● WHAT THIS TASK INVOLVES
Can you restate the records below word for word?

● RECORDS FOR PROCESSING
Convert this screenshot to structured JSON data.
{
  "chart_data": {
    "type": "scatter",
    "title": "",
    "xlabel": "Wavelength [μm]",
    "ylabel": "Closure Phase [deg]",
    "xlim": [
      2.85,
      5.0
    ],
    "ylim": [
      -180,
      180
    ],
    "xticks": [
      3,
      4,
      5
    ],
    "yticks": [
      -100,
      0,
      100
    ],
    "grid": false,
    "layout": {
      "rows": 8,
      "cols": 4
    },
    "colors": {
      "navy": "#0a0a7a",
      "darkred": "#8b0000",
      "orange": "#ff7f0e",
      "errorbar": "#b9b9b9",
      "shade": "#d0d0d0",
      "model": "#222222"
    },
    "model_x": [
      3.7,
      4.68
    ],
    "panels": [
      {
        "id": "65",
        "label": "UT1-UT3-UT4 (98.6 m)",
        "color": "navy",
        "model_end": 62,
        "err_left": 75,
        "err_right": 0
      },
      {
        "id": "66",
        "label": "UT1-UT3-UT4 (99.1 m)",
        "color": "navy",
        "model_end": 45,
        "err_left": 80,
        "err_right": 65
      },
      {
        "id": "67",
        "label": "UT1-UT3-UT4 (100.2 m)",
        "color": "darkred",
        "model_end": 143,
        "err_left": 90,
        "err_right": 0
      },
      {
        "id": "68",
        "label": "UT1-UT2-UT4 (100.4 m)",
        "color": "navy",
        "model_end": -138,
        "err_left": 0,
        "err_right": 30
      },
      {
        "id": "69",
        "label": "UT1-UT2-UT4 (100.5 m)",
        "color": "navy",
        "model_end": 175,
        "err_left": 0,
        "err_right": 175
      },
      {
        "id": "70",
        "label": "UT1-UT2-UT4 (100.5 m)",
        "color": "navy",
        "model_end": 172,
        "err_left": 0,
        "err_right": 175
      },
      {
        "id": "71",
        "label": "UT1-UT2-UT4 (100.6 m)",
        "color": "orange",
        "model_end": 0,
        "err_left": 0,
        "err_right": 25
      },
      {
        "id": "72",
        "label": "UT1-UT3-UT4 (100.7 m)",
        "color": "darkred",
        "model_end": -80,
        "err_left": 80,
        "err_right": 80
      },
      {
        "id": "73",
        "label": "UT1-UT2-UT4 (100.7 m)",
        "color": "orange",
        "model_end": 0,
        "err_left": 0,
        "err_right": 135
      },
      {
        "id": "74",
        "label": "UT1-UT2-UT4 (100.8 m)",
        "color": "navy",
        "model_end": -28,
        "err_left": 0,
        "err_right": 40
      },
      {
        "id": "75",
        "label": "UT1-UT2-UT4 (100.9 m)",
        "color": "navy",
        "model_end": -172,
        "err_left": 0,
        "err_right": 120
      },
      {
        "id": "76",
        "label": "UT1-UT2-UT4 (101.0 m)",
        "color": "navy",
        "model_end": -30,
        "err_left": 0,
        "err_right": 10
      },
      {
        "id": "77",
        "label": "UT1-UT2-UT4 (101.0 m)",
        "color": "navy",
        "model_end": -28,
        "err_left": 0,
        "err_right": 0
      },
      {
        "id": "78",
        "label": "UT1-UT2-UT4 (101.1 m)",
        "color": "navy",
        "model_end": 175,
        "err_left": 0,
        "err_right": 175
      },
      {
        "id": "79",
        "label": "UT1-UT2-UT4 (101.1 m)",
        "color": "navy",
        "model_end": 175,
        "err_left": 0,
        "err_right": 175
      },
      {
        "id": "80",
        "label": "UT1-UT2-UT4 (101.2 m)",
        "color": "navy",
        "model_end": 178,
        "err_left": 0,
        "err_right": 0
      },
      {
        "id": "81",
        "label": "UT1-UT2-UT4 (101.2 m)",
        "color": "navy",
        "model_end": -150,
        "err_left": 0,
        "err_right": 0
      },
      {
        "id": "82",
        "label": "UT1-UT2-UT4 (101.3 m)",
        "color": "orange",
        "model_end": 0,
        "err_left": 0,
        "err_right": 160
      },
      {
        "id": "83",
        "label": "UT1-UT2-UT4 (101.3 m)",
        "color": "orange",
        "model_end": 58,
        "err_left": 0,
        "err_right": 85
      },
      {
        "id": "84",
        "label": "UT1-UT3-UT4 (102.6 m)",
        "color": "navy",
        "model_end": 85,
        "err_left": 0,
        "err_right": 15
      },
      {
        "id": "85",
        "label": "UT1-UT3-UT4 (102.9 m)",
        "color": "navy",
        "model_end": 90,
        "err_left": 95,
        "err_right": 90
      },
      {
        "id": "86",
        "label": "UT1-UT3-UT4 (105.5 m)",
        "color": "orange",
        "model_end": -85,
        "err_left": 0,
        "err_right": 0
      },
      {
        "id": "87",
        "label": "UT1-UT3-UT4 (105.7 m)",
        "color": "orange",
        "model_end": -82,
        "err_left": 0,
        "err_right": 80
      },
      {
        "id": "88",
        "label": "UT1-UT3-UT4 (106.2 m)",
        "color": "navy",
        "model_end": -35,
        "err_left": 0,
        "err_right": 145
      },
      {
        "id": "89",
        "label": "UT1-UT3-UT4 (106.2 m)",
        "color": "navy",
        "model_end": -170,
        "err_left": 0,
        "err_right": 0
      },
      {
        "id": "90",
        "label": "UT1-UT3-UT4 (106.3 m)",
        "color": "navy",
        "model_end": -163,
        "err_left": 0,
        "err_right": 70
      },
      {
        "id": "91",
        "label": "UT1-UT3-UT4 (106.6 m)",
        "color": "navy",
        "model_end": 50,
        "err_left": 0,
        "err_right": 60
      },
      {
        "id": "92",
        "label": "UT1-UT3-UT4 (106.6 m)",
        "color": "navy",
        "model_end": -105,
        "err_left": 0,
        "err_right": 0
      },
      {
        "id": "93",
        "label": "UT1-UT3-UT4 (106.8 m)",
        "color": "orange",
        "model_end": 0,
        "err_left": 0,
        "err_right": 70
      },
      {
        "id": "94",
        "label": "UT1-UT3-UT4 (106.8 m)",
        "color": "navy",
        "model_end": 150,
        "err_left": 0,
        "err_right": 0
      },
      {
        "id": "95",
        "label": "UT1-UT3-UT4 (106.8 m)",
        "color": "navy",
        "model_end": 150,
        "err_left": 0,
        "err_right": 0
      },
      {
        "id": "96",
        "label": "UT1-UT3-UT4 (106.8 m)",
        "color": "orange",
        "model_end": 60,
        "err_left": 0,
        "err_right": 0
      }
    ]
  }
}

● EXPECTED OUTPUT
Convert this screenshot to structured JSON data.
{
  "chart_data": {
    "type": "scatter",
    "title": "",
    "xlabel": "Wavelength [μm]",
    "ylabel": "Closure Phase [deg]",
    "xlim": [
      2.85,
      5.0
    ],
    "ylim": [
      -180,
      180
    ],
    "xticks": [
      3,
      4,
      5
    ],
    "yticks": [
      -100,
      0,
      100
    ],
    "grid": false,
    "layout": {
      "rows": 8,
      "cols": 4
    },
    "colors": {
      "navy": "#0a0a7a",
      "darkred": "#8b0000",
      "orange": "#ff7f0e",
      "errorbar": "#b9b9b9",
      "shade": "#d0d0d0",
      "model": "#222222"
    },
    "model_x": [
      3.7,
      4.68
    ],
    "panels": [
      {
        "id": "65",
        "label": "UT1-UT3-UT4 (98.6 m)",
        "color": "navy",
        "model_end": 62,
        "err_left": 75,
        "err_right": 0
      },
      {
        "id": "66",
        "label": "UT1-UT3-UT4 (99.1 m)",
        "color": "navy",
        "model_end": 45,
        "err_left": 80,
        "err_right": 65
      },
      {
        "id": "67",
        "label": "UT1-UT3-UT4 (100.2 m)",
        "color": "darkred",
        "model_end": 143,
        "err_left": 90,
        "err_right": 0
      },
      {
        "id": "68",
        "label": "UT1-UT2-UT4 (100.4 m)",
        "color": "navy",
        "model_end": -138,
        "err_left": 0,
        "err_right": 30
      },
      {
        "id": "69",
        "label": "UT1-UT2-UT4 (100.5 m)",
        "color": "navy",
        "model_end": 175,
        "err_left": 0,
        "err_right": 175
      },
      {
        "id": "70",
        "label": "UT1-UT2-UT4 (100.5 m)",
        "color": "navy",
        "model_end": 172,
        "err_left": 0,
        "err_right": 175
      },
      {
        "id": "71",
        "label": "UT1-UT2-UT4 (100.6 m)",
        "color": "orange",
        "model_end": 0,
        "err_left": 0,
        "err_right": 25
      },
      {
        "id": "72",
        "label": "UT1-UT3-UT4 (100.7 m)",
        "color": "darkred",
        "model_end": -80,
        "err_left": 80,
        "err_right": 80
      },
      {
        "id": "73",
        "label": "UT1-UT2-UT4 (100.7 m)",
        "color": "orange",
        "model_end": 0,
        "err_left": 0,
        "err_right": 135
      },
      {
        "id": "74",
        "label": "UT1-UT2-UT4 (100.8 m)",
        "color": "navy",
        "model_end": -28,
        "err_left": 0,
        "err_right": 40
      },
      {
        "id": "75",
        "label": "UT1-UT2-UT4 (100.9 m)",
        "color": "navy",
        "model_end": -172,
        "err_left": 0,
        "err_right": 120
      },
      {
        "id": "76",
        "label": "UT1-UT2-UT4 (101.0 m)",
        "color": "navy",
        "model_end": -30,
        "err_left": 0,
        "err_right": 10
      },
      {
        "id": "77",
        "label": "UT1-UT2-UT4 (101.0 m)",
        "color": "navy",
        "model_end": -28,
        "err_left": 0,
        "err_right": 0
      },
      {
        "id": "78",
        "label": "UT1-UT2-UT4 (101.1 m)",
        "color": "navy",
        "model_end": 175,
        "err_left": 0,
        "err_right": 175
      },
      {
        "id": "79",
        "label": "UT1-UT2-UT4 (101.1 m)",
        "color": "navy",
        "model_end": 175,
        "err_left": 0,
        "err_right": 175
      },
      {
        "id": "80",
        "label": "UT1-UT2-UT4 (101.2 m)",
        "color": "navy",
        "model_end": 178,
        "err_left": 0,
        "err_right": 0
      },
      {
        "id": "81",
        "label": "UT1-UT2-UT4 (101.2 m)",
        "color": "navy",
        "model_end": -150,
        "err_left": 0,
        "err_right": 0
      },
      {
        "id": "82",
        "label": "UT1-UT2-UT4 (101.3 m)",
        "color": "orange",
        "model_end": 0,
        "err_left": 0,
        "err_right": 160
      },
      {
        "id": "83",
        "label": "UT1-UT2-UT4 (101.3 m)",
        "color": "orange",
        "model_end": 58,
        "err_left": 0,
        "err_right": 85
      },
      {
        "id": "84",
        "label": "UT1-UT3-UT4 (102.6 m)",
        "color": "navy",
        "model_end": 85,
        "err_left": 0,
        "err_right": 15
      },
      {
        "id": "85",
        "label": "UT1-UT3-UT4 (102.9 m)",
        "color": "navy",
        "model_end": 90,
        "err_left": 95,
        "err_right": 90
      },
      {
        "id": "86",
        "label": "UT1-UT3-UT4 (105.5 m)",
        "color": "orange",
        "model_end": -85,
        "err_left": 0,
        "err_right": 0
      },
      {
        "id": "87",
        "label": "UT1-UT3-UT4 (105.7 m)",
        "color": "orange",
        "model_end": -82,
        "err_left": 0,
        "err_right": 80
      },
      {
        "id": "88",
        "label": "UT1-UT3-UT4 (106.2 m)",
        "color": "navy",
        "model_end": -35,
        "err_left": 0,
        "err_right": 145
      },
      {
        "id": "89",
        "label": "UT1-UT3-UT4 (106.2 m)",
        "color": "navy",
        "model_end": -170,
        "err_left": 0,
        "err_right": 0
      },
      {
        "id": "90",
        "label": "UT1-UT3-UT4 (106.3 m)",
        "color": "navy",
        "model_end": -163,
        "err_left": 0,
        "err_right": 70
      },
      {
        "id": "91",
        "label": "UT1-UT3-UT4 (106.6 m)",
        "color": "navy",
        "model_end": 50,
        "err_left": 0,
        "err_right": 60
      },
      {
        "id": "92",
        "label": "UT1-UT3-UT4 (106.6 m)",
        "color": "navy",
        "model_end": -105,
        "err_left": 0,
        "err_right": 0
      },
      {
        "id": "93",
        "label": "UT1-UT3-UT4 (106.8 m)",
        "color": "orange",
        "model_end": 0,
        "err_left": 0,
        "err_right": 70
      },
      {
        "id": "94",
        "label": "UT1-UT3-UT4 (106.8 m)",
        "color": "navy",
        "model_end": 150,
        "err_left": 0,
        "err_right": 0
      },
      {
        "id": "95",
        "label": "UT1-UT3-UT4 (106.8 m)",
        "color": "navy",
        "model_end": 150,
        "err_left": 0,
        "err_right": 0
      },
      {
        "id": "96",
        "label": "UT1-UT3-UT4 (106.8 m)",
        "color": "orange",
        "model_end": 60,
        "err_left": 0,
        "err_right": 0
      }
    ]
  }
}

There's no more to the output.